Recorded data

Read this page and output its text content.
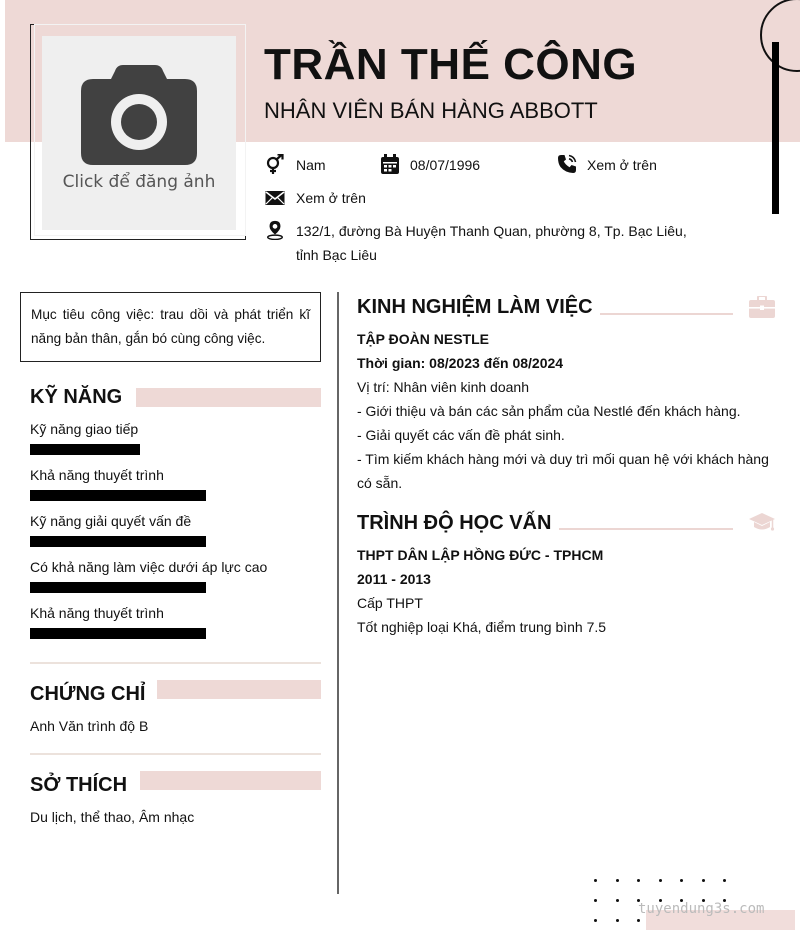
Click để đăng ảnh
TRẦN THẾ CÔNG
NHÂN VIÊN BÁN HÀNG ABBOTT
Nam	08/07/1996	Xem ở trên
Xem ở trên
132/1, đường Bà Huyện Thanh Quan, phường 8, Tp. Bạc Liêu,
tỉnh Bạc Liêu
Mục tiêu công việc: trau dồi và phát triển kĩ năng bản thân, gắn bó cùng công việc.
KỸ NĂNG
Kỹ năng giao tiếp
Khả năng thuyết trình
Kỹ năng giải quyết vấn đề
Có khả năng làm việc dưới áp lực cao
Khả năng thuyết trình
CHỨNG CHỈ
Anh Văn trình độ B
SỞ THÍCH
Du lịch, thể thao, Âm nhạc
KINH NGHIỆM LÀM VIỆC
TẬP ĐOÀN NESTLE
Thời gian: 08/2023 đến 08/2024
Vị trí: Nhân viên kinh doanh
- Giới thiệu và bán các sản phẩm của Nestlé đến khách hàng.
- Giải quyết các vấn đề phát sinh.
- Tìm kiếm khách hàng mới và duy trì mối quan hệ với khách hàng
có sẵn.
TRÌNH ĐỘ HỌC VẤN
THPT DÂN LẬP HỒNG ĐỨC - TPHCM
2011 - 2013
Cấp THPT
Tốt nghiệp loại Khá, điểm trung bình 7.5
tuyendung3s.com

==

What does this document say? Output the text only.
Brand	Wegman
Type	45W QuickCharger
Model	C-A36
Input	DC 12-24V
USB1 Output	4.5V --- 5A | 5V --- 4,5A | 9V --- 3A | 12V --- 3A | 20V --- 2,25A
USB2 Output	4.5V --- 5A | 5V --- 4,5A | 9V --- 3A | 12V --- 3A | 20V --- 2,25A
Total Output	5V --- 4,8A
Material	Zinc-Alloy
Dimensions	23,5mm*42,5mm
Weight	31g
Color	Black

= Exercise =
Within the data above, pick out all lines holding the word "this".

= Task output =
Read this page and output its text content.
What does this document say? Output the text only.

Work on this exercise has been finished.